Exercise goal
Wherever "Yönetimi" appears in a line, list that line.

Data shown
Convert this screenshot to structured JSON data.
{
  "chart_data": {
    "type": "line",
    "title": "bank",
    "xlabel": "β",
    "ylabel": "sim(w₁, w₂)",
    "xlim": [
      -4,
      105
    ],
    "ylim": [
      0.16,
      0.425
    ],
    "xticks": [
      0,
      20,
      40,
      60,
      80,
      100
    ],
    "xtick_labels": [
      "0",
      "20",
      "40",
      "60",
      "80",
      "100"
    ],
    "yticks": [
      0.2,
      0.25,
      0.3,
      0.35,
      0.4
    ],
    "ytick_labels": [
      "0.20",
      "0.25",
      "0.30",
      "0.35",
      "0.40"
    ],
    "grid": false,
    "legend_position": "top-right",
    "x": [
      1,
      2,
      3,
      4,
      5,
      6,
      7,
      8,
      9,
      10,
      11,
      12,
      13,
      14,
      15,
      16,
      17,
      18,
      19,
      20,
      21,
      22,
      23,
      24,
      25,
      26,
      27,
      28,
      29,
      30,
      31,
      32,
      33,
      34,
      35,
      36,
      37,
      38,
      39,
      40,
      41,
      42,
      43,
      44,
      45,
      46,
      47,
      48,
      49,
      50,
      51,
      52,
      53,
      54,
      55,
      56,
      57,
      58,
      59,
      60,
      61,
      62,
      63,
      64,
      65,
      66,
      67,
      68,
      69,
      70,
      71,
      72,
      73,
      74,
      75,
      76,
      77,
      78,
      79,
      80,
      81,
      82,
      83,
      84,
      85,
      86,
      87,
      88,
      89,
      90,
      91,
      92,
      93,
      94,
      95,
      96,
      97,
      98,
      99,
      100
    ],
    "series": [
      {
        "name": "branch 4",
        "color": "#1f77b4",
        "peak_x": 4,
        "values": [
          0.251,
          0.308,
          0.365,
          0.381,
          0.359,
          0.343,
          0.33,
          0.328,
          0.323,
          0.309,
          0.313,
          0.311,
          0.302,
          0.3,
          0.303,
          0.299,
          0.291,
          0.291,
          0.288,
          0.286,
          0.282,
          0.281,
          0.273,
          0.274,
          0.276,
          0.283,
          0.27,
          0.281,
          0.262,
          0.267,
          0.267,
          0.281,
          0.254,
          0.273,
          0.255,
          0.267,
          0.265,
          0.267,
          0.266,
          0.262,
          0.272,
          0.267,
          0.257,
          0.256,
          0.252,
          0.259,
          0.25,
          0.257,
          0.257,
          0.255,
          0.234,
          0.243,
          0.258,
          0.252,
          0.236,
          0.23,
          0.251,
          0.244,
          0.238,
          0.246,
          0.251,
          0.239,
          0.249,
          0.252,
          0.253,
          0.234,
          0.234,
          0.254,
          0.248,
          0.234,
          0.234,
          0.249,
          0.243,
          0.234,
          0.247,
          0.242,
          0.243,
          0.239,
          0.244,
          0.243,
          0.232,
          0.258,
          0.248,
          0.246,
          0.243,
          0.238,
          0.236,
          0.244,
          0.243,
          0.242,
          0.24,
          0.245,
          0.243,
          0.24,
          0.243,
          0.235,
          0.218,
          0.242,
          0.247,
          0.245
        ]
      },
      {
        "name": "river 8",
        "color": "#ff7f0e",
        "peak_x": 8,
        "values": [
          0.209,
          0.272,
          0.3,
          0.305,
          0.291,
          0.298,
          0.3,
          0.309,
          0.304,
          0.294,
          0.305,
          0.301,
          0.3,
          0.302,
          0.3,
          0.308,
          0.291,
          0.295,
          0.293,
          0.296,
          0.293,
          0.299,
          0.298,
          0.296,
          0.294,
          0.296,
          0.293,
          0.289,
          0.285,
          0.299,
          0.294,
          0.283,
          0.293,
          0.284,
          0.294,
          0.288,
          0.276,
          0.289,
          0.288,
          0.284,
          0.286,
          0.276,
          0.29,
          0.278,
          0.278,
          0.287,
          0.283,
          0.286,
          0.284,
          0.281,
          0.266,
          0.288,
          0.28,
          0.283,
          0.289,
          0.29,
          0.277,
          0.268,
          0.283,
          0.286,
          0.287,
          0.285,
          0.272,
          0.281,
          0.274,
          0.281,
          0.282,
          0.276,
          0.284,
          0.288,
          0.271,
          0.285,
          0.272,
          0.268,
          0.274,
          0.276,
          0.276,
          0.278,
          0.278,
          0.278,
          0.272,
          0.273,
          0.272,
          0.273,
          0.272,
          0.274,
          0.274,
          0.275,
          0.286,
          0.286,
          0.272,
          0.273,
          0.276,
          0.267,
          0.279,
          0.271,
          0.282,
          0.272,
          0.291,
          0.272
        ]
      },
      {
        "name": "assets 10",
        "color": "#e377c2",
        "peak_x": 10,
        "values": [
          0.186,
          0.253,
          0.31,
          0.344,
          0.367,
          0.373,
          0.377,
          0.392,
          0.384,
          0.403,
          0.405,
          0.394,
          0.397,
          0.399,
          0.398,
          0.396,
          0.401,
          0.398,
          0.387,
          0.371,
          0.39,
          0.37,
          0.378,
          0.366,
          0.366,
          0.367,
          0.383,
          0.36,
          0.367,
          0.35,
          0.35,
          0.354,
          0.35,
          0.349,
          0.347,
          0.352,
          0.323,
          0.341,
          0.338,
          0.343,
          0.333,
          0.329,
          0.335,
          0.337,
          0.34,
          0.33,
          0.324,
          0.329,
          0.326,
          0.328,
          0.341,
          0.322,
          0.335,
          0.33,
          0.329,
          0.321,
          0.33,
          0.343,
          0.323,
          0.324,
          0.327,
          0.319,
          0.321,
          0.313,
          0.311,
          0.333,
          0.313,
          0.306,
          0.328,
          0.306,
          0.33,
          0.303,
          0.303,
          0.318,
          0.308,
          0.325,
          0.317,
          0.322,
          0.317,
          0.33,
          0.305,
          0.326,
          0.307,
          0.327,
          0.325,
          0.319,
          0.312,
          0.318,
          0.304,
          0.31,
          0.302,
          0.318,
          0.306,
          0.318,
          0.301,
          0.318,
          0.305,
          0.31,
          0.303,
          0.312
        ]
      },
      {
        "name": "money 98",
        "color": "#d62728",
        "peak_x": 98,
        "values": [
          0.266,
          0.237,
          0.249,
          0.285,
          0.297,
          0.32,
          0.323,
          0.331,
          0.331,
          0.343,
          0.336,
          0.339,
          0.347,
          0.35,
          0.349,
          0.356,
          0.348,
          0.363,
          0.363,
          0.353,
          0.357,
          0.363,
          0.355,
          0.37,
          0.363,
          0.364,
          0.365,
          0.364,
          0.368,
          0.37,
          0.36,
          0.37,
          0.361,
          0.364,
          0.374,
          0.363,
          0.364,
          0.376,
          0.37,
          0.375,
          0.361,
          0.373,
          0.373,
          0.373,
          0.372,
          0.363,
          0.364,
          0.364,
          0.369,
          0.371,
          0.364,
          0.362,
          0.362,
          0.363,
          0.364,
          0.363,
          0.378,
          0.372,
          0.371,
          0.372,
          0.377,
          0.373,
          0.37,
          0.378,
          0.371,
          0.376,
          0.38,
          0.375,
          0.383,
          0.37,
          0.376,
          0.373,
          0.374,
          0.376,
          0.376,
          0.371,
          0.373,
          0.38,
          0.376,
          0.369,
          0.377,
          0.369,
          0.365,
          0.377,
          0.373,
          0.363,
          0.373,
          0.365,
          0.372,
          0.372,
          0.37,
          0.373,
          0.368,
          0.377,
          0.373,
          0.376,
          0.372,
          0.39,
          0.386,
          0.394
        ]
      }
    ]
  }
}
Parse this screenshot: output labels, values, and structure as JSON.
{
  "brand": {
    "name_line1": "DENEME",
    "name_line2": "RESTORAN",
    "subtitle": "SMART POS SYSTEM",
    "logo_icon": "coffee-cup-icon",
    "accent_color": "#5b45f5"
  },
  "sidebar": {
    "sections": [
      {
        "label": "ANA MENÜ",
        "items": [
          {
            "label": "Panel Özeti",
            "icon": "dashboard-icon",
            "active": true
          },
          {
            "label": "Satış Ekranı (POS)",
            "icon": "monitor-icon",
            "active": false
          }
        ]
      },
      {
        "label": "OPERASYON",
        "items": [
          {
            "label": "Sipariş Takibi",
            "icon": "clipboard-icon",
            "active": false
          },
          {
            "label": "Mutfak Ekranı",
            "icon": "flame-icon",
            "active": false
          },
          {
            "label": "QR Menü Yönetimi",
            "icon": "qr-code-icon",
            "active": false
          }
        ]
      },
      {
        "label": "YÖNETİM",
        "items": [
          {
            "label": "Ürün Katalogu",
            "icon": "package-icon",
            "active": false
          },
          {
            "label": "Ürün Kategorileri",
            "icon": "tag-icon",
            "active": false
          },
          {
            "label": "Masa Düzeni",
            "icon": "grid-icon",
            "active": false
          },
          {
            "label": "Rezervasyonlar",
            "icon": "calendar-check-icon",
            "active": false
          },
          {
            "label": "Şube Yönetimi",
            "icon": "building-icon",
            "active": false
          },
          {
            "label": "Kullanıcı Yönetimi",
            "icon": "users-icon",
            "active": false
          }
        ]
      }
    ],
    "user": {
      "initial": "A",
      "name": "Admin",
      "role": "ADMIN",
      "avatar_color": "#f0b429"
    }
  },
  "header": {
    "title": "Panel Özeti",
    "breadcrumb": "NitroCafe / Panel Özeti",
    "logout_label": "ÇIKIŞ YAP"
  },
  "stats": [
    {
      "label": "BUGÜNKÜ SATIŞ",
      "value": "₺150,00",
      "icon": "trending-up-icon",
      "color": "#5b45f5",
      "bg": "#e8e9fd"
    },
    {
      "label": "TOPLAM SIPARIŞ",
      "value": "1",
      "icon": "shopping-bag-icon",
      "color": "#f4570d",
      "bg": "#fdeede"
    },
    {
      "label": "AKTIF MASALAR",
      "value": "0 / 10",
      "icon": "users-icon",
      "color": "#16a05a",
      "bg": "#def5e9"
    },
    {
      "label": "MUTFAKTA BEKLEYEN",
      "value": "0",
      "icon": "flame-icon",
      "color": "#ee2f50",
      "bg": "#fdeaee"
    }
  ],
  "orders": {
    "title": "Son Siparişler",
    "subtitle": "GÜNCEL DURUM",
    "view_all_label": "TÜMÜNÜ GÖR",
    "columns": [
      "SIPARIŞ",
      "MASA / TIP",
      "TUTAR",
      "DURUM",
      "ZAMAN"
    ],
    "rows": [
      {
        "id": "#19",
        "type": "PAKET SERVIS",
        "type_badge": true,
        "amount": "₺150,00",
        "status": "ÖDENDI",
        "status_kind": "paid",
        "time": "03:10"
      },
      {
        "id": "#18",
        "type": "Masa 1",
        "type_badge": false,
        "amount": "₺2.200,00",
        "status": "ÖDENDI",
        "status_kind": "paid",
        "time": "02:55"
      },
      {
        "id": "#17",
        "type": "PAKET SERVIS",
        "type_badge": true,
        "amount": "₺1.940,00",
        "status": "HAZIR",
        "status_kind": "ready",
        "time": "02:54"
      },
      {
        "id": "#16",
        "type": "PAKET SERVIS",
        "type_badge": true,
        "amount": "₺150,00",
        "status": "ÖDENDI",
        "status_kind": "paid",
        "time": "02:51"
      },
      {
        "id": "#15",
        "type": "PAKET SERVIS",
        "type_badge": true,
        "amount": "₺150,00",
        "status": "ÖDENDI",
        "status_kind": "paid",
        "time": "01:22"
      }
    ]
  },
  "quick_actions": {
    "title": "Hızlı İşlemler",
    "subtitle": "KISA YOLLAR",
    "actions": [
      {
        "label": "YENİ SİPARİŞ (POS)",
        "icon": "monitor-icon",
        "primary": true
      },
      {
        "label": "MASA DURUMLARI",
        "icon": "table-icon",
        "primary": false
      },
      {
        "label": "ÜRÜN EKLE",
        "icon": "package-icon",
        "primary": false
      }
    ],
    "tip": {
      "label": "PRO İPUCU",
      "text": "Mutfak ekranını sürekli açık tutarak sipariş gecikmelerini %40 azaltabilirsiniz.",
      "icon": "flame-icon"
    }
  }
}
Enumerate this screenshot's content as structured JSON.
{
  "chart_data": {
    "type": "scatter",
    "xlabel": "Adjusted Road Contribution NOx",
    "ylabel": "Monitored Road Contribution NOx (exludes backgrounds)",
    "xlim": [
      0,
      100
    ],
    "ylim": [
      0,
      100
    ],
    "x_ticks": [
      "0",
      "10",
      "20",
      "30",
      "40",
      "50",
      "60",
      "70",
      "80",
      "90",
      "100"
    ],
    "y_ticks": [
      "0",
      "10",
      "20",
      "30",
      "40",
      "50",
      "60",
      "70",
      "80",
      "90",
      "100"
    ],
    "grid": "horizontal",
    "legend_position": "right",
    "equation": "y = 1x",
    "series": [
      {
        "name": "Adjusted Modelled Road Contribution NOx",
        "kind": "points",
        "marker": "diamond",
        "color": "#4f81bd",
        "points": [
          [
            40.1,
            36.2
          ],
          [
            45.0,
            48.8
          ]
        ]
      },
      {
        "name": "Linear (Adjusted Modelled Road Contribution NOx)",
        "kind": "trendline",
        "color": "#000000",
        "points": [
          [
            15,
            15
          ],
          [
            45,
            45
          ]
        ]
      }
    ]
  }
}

Final result
            "label": "QR Menü Yönetimi",
            "label": "Şube Yönetimi",
            "label": "Kullanıcı Yönetimi",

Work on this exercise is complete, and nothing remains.